■ **Goal**
Repeat every line exactly, keeping the pictures out of the copy.
Start of Provided information
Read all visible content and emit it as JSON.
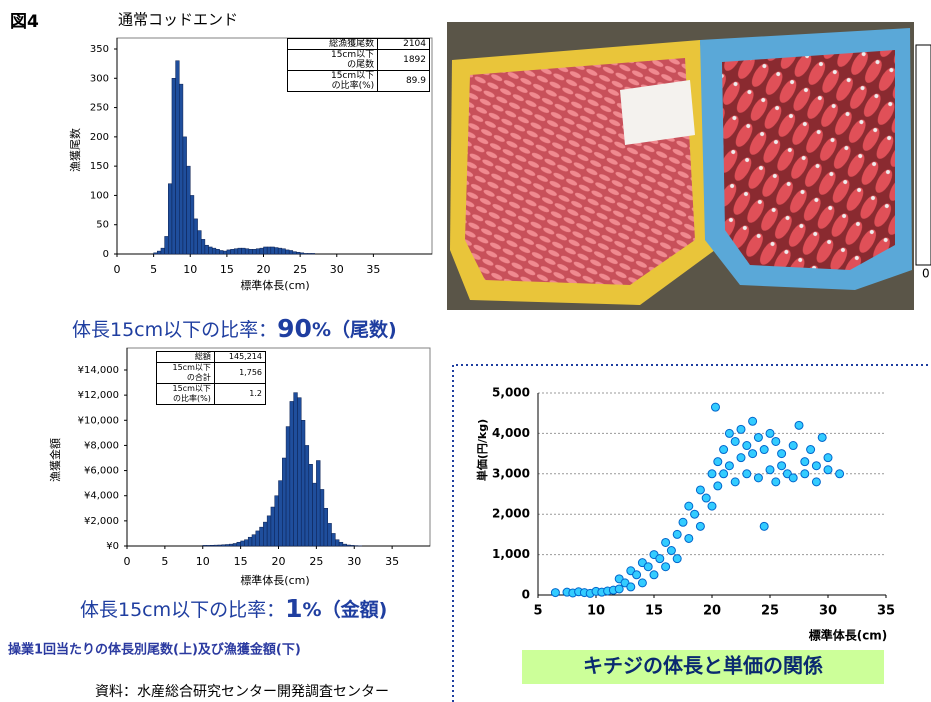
{
  "figure_label": "図4",
  "chart_data": [
    {
      "type": "histogram",
      "title": "通常コッドエンド",
      "y_label": "漁獲尾数",
      "x_label": "標準体長(cm)",
      "color": "#1f4e9c",
      "bins": [
        5,
        5.5,
        6,
        6.5,
        7,
        7.5,
        8,
        8.5,
        9,
        9.5,
        10,
        10.5,
        11,
        11.5,
        12,
        12.5,
        13,
        13.5,
        14,
        14.5,
        15,
        15.5,
        16,
        16.5,
        17,
        17.5,
        18,
        18.5,
        19,
        19.5,
        20,
        20.5,
        21,
        21.5,
        22,
        22.5,
        23,
        23.5,
        24,
        24.5,
        25,
        25.5,
        26,
        26.5,
        27
      ],
      "values": [
        2,
        5,
        10,
        30,
        120,
        300,
        330,
        290,
        200,
        150,
        100,
        60,
        40,
        25,
        15,
        12,
        10,
        8,
        6,
        5,
        7,
        8,
        9,
        10,
        10,
        9,
        8,
        8,
        9,
        10,
        12,
        12,
        12,
        11,
        10,
        9,
        7,
        6,
        4,
        3,
        2,
        1,
        1,
        1
      ],
      "xlim": [
        0,
        43
      ],
      "xticks": [
        0,
        5,
        10,
        15,
        20,
        25,
        30,
        35
      ],
      "ylim": [
        0,
        350
      ],
      "yticks": [
        0,
        50,
        100,
        150,
        200,
        250,
        300,
        350
      ],
      "grid": false,
      "table": {
        "rows": [
          [
            "総漁獲尾数",
            "2104"
          ],
          [
            "15cm以下\nの尾数",
            "1892"
          ],
          [
            "15cm以下\nの比率(%)",
            "89.9"
          ]
        ]
      },
      "caption": [
        "体長15cm以下の比率：",
        "90",
        "%（尾数)"
      ]
    },
    {
      "type": "histogram",
      "y_label": "漁獲金額",
      "x_label": "標準体長(cm)",
      "color": "#1f4e9c",
      "bins": [
        10,
        10.5,
        11,
        11.5,
        12,
        12.5,
        13,
        13.5,
        14,
        14.5,
        15,
        15.5,
        16,
        16.5,
        17,
        17.5,
        18,
        18.5,
        19,
        19.5,
        20,
        20.5,
        21,
        21.5,
        22,
        22.5,
        23,
        23.5,
        24,
        24.5,
        25,
        25.5,
        26,
        26.5,
        27,
        27.5,
        28,
        28.5,
        29,
        29.5,
        30,
        30.5,
        31
      ],
      "values": [
        50,
        50,
        60,
        70,
        80,
        100,
        120,
        150,
        200,
        300,
        400,
        500,
        700,
        900,
        1200,
        1500,
        1900,
        2400,
        3100,
        4000,
        5200,
        7000,
        9500,
        11500,
        12200,
        11800,
        10000,
        8000,
        6500,
        5000,
        6800,
        4500,
        3000,
        1800,
        1000,
        500,
        300,
        150,
        80,
        50,
        30,
        20
      ],
      "xlim": [
        0,
        40
      ],
      "xticks": [
        0,
        5,
        10,
        15,
        20,
        25,
        30,
        35
      ],
      "ylim": [
        0,
        14000
      ],
      "yticks": [
        {
          "value": 0,
          "label": "¥0"
        },
        {
          "value": 2000,
          "label": "¥2,000"
        },
        {
          "value": 4000,
          "label": "¥4,000"
        },
        {
          "value": 6000,
          "label": "¥6,000"
        },
        {
          "value": 8000,
          "label": "¥8,000"
        },
        {
          "value": 10000,
          "label": "¥10,000"
        },
        {
          "value": 12000,
          "label": "¥12,000"
        },
        {
          "value": 14000,
          "label": "¥14,000"
        }
      ],
      "grid": false,
      "table": {
        "rows": [
          [
            "総額",
            "145,214"
          ],
          [
            "15cm以下\nの合計",
            "1,756"
          ],
          [
            "15cm以下\nの比率(%)",
            "1.2"
          ]
        ]
      },
      "caption": [
        "体長15cm以下の比率：",
        "1",
        "%（金額)"
      ]
    },
    {
      "type": "scatter",
      "title": "キチジの体長と単価の関係",
      "y_label": "単価(円/kg)",
      "x_label": "標準体長(cm)",
      "color": "#33ccff",
      "grid": true,
      "x": [
        6.5,
        7.5,
        8,
        8.5,
        9,
        9.5,
        10,
        10.5,
        11,
        11.5,
        12,
        12,
        12.5,
        13,
        13,
        13.5,
        14,
        14,
        14.5,
        15,
        15,
        15.5,
        16,
        16,
        16.5,
        17,
        17,
        17.5,
        18,
        18,
        18.5,
        19,
        19,
        19.5,
        20,
        20,
        20.5,
        20.5,
        21,
        21,
        21.5,
        21.5,
        22,
        22,
        22.5,
        22.5,
        23,
        23,
        23.5,
        23.5,
        24,
        24,
        24.5,
        24.5,
        25,
        25,
        25.5,
        25.5,
        26,
        26,
        26.5,
        27,
        27,
        27.5,
        28,
        28,
        28.5,
        29,
        29,
        29.5,
        30,
        30,
        31,
        20.3
      ],
      "y": [
        60,
        70,
        50,
        80,
        60,
        40,
        90,
        70,
        100,
        120,
        150,
        400,
        300,
        200,
        600,
        500,
        300,
        800,
        700,
        500,
        1000,
        900,
        700,
        1300,
        1100,
        1500,
        900,
        1800,
        1400,
        2200,
        2000,
        2600,
        1700,
        2400,
        3000,
        2200,
        3300,
        2700,
        3600,
        3000,
        4000,
        3200,
        3800,
        2800,
        4100,
        3400,
        3700,
        3000,
        4300,
        3500,
        3900,
        2900,
        1700,
        3600,
        4000,
        3100,
        3800,
        2800,
        3500,
        3200,
        3000,
        3700,
        2900,
        4200,
        3300,
        3000,
        3600,
        3200,
        2800,
        3900,
        3100,
        3400,
        3000,
        4650
      ],
      "xlim": [
        5,
        35
      ],
      "xticks": [
        5,
        10,
        15,
        20,
        25,
        30,
        35
      ],
      "ylim": [
        0,
        5000
      ],
      "yticks": [
        0,
        {
          "value": 1000,
          "label": "1,000"
        },
        {
          "value": 2000,
          "label": "2,000"
        },
        {
          "value": 3000,
          "label": "3,000"
        },
        {
          "value": 4000,
          "label": "4,000"
        },
        {
          "value": 5000,
          "label": "5,000"
        }
      ]
    }
  ],
  "photo_side_label": "0",
  "caption_bottom": "操業1回当たりの体長別尾数(上)及び漁獲金額(下)",
  "source": "資料：水産総合研究センター開発調査センター"
}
End of Provided information
■ **The reply**
Read all visible content and emit it as JSON.
{
  "figure_label": "図4",
  "chart_data": [
    {
      "type": "histogram",
      "title": "通常コッドエンド",
      "y_label": "漁獲尾数",
      "x_label": "標準体長(cm)",
      "color": "#1f4e9c",
      "bins": [
        5,
        5.5,
        6,
        6.5,
        7,
        7.5,
        8,
        8.5,
        9,
        9.5,
        10,
        10.5,
        11,
        11.5,
        12,
        12.5,
        13,
        13.5,
        14,
        14.5,
        15,
        15.5,
        16,
        16.5,
        17,
        17.5,
        18,
        18.5,
        19,
        19.5,
        20,
        20.5,
        21,
        21.5,
        22,
        22.5,
        23,
        23.5,
        24,
        24.5,
        25,
        25.5,
        26,
        26.5,
        27
      ],
      "values": [
        2,
        5,
        10,
        30,
        120,
        300,
        330,
        290,
        200,
        150,
        100,
        60,
        40,
        25,
        15,
        12,
        10,
        8,
        6,
        5,
        7,
        8,
        9,
        10,
        10,
        9,
        8,
        8,
        9,
        10,
        12,
        12,
        12,
        11,
        10,
        9,
        7,
        6,
        4,
        3,
        2,
        1,
        1,
        1
      ],
      "xlim": [
        0,
        43
      ],
      "xticks": [
        0,
        5,
        10,
        15,
        20,
        25,
        30,
        35
      ],
      "ylim": [
        0,
        350
      ],
      "yticks": [
        0,
        50,
        100,
        150,
        200,
        250,
        300,
        350
      ],
      "grid": false,
      "table": {
        "rows": [
          [
            "総漁獲尾数",
            "2104"
          ],
          [
            "15cm以下\nの尾数",
            "1892"
          ],
          [
            "15cm以下\nの比率(%)",
            "89.9"
          ]
        ]
      },
      "caption": [
        "体長15cm以下の比率：",
        "90",
        "%（尾数)"
      ]
    },
    {
      "type": "histogram",
      "y_label": "漁獲金額",
      "x_label": "標準体長(cm)",
      "color": "#1f4e9c",
      "bins": [
        10,
        10.5,
        11,
        11.5,
        12,
        12.5,
        13,
        13.5,
        14,
        14.5,
        15,
        15.5,
        16,
        16.5,
        17,
        17.5,
        18,
        18.5,
        19,
        19.5,
        20,
        20.5,
        21,
        21.5,
        22,
        22.5,
        23,
        23.5,
        24,
        24.5,
        25,
        25.5,
        26,
        26.5,
        27,
        27.5,
        28,
        28.5,
        29,
        29.5,
        30,
        30.5,
        31
      ],
      "values": [
        50,
        50,
        60,
        70,
        80,
        100,
        120,
        150,
        200,
        300,
        400,
        500,
        700,
        900,
        1200,
        1500,
        1900,
        2400,
        3100,
        4000,
        5200,
        7000,
        9500,
        11500,
        12200,
        11800,
        10000,
        8000,
        6500,
        5000,
        6800,
        4500,
        3000,
        1800,
        1000,
        500,
        300,
        150,
        80,
        50,
        30,
        20
      ],
      "xlim": [
        0,
        40
      ],
      "xticks": [
        0,
        5,
        10,
        15,
        20,
        25,
        30,
        35
      ],
      "ylim": [
        0,
        14000
      ],
      "yticks": [
        {
          "value": 0,
          "label": "¥0"
        },
        {
          "value": 2000,
          "label": "¥2,000"
        },
        {
          "value": 4000,
          "label": "¥4,000"
        },
        {
          "value": 6000,
          "label": "¥6,000"
        },
        {
          "value": 8000,
          "label": "¥8,000"
        },
        {
          "value": 10000,
          "label": "¥10,000"
        },
        {
          "value": 12000,
          "label": "¥12,000"
        },
        {
          "value": 14000,
          "label": "¥14,000"
        }
      ],
      "grid": false,
      "table": {
        "rows": [
          [
            "総額",
            "145,214"
          ],
          [
            "15cm以下\nの合計",
            "1,756"
          ],
          [
            "15cm以下\nの比率(%)",
            "1.2"
          ]
        ]
      },
      "caption": [
        "体長15cm以下の比率：",
        "1",
        "%（金額)"
      ]
    },
    {
      "type": "scatter",
      "title": "キチジの体長と単価の関係",
      "y_label": "単価(円/kg)",
      "x_label": "標準体長(cm)",
      "color": "#33ccff",
      "grid": true,
      "x": [
        6.5,
        7.5,
        8,
        8.5,
        9,
        9.5,
        10,
        10.5,
        11,
        11.5,
        12,
        12,
        12.5,
        13,
        13,
        13.5,
        14,
        14,
        14.5,
        15,
        15,
        15.5,
        16,
        16,
        16.5,
        17,
        17,
        17.5,
        18,
        18,
        18.5,
        19,
        19,
        19.5,
        20,
        20,
        20.5,
        20.5,
        21,
        21,
        21.5,
        21.5,
        22,
        22,
        22.5,
        22.5,
        23,
        23,
        23.5,
        23.5,
        24,
        24,
        24.5,
        24.5,
        25,
        25,
        25.5,
        25.5,
        26,
        26,
        26.5,
        27,
        27,
        27.5,
        28,
        28,
        28.5,
        29,
        29,
        29.5,
        30,
        30,
        31,
        20.3
      ],
      "y": [
        60,
        70,
        50,
        80,
        60,
        40,
        90,
        70,
        100,
        120,
        150,
        400,
        300,
        200,
        600,
        500,
        300,
        800,
        700,
        500,
        1000,
        900,
        700,
        1300,
        1100,
        1500,
        900,
        1800,
        1400,
        2200,
        2000,
        2600,
        1700,
        2400,
        3000,
        2200,
        3300,
        2700,
        3600,
        3000,
        4000,
        3200,
        3800,
        2800,
        4100,
        3400,
        3700,
        3000,
        4300,
        3500,
        3900,
        2900,
        1700,
        3600,
        4000,
        3100,
        3800,
        2800,
        3500,
        3200,
        3000,
        3700,
        2900,
        4200,
        3300,
        3000,
        3600,
        3200,
        2800,
        3900,
        3100,
        3400,
        3000,
        4650
      ],
      "xlim": [
        5,
        35
      ],
      "xticks": [
        5,
        10,
        15,
        20,
        25,
        30,
        35
      ],
      "ylim": [
        0,
        5000
      ],
      "yticks": [
        0,
        {
          "value": 1000,
          "label": "1,000"
        },
        {
          "value": 2000,
          "label": "2,000"
        },
        {
          "value": 3000,
          "label": "3,000"
        },
        {
          "value": 4000,
          "label": "4,000"
        },
        {
          "value": 5000,
          "label": "5,000"
        }
      ]
    }
  ],
  "photo_side_label": "0",
  "caption_bottom": "操業1回当たりの体長別尾数(上)及び漁獲金額(下)",
  "source": "資料：水産総合研究センター開発調査センター"
}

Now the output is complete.